(Records contained in a dataset)
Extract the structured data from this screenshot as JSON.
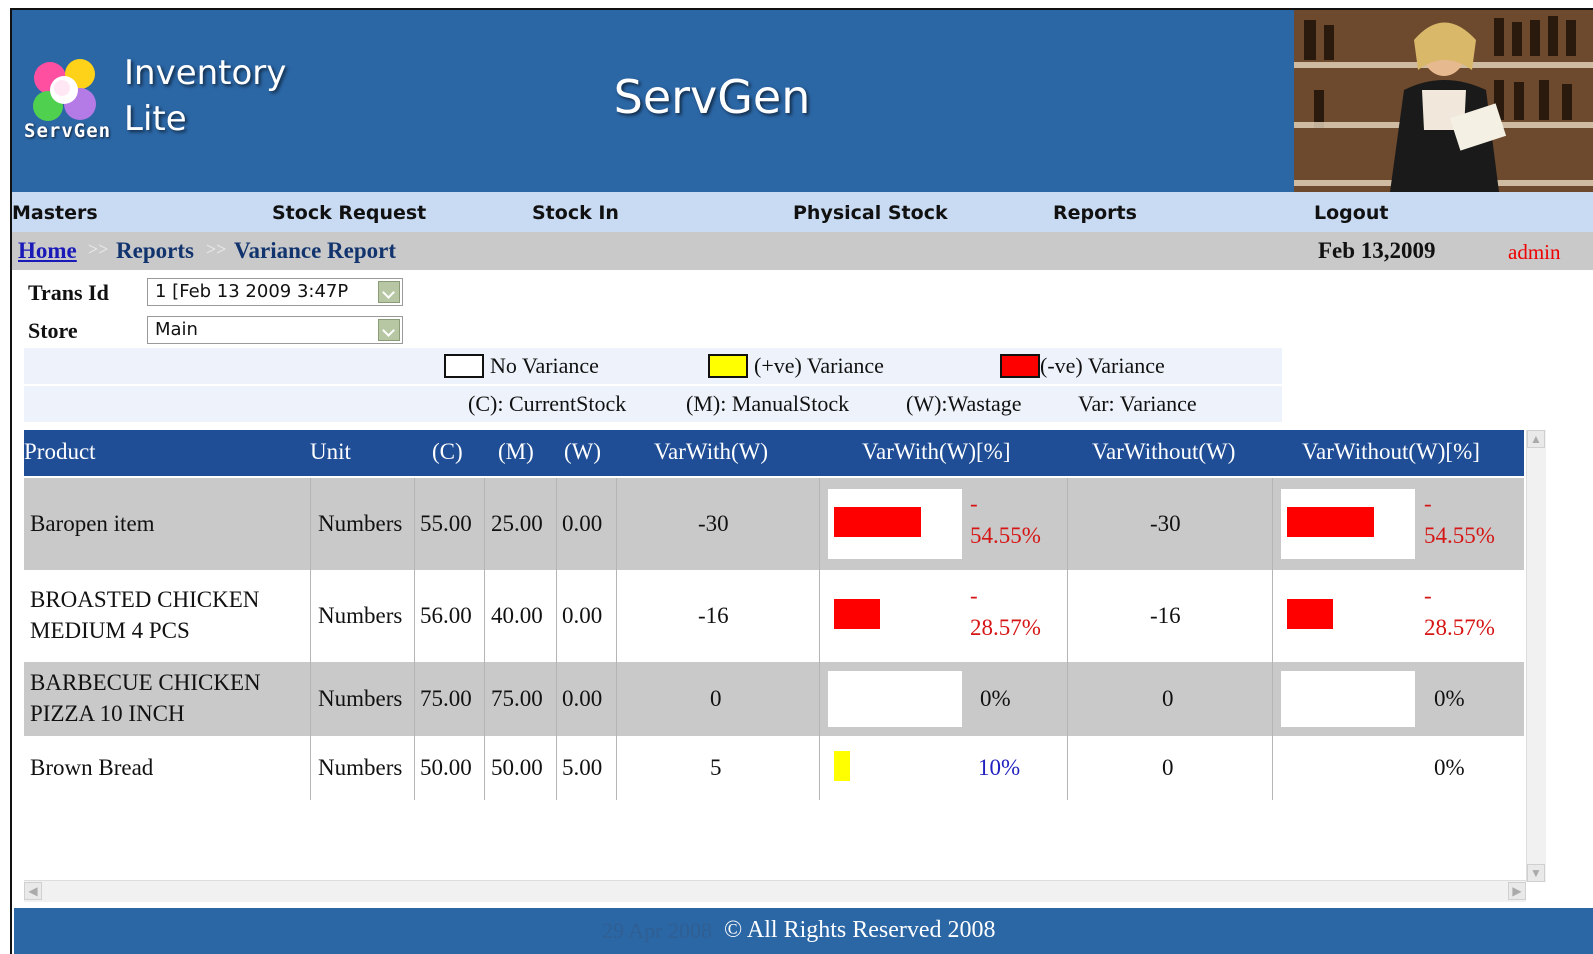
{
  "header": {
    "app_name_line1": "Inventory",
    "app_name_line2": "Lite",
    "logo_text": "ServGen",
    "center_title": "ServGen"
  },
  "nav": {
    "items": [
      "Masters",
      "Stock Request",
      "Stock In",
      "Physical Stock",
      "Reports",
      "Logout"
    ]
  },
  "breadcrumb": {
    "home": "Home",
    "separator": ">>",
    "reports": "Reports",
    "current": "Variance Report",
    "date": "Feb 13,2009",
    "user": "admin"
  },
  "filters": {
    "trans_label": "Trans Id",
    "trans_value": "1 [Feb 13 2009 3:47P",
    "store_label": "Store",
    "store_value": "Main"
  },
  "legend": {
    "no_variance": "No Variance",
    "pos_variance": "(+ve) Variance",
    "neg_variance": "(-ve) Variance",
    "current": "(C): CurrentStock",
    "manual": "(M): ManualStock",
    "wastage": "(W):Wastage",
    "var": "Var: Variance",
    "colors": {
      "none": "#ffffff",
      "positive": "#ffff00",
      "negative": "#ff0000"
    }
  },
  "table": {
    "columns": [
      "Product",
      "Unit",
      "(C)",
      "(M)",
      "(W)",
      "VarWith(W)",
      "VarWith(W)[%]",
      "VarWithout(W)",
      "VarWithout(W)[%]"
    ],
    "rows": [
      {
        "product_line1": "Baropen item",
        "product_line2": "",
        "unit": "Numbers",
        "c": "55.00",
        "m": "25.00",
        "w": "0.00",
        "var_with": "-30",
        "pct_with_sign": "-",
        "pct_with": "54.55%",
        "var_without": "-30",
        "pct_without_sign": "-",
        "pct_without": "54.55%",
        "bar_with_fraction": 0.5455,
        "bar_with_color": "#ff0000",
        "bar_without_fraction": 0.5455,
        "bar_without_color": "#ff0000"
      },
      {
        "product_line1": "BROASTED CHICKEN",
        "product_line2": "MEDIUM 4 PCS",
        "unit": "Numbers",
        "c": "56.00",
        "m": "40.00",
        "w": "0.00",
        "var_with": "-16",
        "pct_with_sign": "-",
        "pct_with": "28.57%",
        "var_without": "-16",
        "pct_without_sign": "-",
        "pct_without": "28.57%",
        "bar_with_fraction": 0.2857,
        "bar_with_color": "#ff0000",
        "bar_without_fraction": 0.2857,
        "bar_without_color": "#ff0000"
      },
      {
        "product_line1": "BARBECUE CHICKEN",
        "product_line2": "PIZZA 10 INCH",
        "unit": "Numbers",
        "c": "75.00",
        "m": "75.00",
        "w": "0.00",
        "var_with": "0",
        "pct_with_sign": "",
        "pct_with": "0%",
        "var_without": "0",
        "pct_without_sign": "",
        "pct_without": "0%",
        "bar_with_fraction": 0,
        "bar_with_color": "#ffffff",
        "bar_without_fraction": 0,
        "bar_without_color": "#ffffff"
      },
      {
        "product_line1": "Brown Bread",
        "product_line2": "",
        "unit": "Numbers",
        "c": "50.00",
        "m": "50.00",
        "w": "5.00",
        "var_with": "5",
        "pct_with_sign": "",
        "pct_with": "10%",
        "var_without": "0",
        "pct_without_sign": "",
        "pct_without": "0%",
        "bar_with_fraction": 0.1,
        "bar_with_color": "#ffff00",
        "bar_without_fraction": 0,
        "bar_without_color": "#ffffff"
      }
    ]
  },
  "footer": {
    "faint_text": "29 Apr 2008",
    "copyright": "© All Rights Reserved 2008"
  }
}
* * *
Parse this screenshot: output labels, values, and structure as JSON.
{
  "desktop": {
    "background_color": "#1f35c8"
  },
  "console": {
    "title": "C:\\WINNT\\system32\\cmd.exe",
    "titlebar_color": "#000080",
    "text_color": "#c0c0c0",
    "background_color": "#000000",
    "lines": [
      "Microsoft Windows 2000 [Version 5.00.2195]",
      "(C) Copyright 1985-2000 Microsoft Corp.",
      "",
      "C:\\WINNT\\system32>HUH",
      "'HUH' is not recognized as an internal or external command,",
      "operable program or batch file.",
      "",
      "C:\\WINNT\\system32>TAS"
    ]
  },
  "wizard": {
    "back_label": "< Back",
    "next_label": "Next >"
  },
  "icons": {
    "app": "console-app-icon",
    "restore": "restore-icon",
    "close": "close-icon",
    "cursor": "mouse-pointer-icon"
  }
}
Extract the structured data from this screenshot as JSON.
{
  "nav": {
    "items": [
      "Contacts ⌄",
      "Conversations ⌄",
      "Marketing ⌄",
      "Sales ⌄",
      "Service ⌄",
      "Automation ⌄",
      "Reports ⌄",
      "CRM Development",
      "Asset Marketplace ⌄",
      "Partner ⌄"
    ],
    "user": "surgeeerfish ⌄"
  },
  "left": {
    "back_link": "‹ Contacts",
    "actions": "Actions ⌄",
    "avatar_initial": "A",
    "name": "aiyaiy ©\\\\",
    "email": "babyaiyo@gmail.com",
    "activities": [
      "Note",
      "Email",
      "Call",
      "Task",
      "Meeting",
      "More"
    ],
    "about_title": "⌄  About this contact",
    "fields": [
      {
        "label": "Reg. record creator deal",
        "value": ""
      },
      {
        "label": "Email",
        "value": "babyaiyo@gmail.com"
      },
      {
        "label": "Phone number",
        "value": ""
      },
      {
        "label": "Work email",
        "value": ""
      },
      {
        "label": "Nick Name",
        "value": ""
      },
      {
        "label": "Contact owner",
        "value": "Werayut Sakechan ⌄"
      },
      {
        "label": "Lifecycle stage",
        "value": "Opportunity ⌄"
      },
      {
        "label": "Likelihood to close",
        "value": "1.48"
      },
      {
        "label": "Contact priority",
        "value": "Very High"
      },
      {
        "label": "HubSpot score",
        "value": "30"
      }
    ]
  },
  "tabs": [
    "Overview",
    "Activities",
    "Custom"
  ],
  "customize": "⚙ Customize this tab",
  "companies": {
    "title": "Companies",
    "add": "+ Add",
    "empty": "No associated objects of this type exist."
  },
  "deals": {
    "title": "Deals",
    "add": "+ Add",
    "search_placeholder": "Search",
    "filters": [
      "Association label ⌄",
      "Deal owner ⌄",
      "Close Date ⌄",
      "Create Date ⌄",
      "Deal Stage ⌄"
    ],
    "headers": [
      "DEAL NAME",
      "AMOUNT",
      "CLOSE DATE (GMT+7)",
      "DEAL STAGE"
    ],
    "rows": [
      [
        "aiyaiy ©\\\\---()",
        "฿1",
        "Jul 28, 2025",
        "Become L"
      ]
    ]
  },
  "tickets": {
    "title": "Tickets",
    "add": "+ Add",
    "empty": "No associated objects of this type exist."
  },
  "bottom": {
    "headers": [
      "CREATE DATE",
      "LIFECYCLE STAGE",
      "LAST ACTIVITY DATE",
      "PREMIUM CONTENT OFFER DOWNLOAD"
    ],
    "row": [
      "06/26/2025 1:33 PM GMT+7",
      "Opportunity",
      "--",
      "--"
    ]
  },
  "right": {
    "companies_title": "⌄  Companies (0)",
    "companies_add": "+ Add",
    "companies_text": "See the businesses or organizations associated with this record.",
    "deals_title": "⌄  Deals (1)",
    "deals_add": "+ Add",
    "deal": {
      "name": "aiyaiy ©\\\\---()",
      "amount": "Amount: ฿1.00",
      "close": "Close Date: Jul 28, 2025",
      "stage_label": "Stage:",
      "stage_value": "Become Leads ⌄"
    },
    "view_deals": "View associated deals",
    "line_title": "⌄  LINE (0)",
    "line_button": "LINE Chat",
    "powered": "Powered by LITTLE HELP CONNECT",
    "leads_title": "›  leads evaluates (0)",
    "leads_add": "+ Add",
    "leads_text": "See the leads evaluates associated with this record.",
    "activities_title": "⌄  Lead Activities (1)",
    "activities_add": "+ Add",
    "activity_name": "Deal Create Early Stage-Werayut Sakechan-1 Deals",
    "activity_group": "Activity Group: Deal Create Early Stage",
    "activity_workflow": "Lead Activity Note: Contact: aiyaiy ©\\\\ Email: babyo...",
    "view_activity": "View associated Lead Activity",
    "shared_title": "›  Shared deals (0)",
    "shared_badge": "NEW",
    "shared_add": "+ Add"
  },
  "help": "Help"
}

What you have to do →
Tell how many lines in the material above include the word "Sakechan", giving the number only.

Task response →
2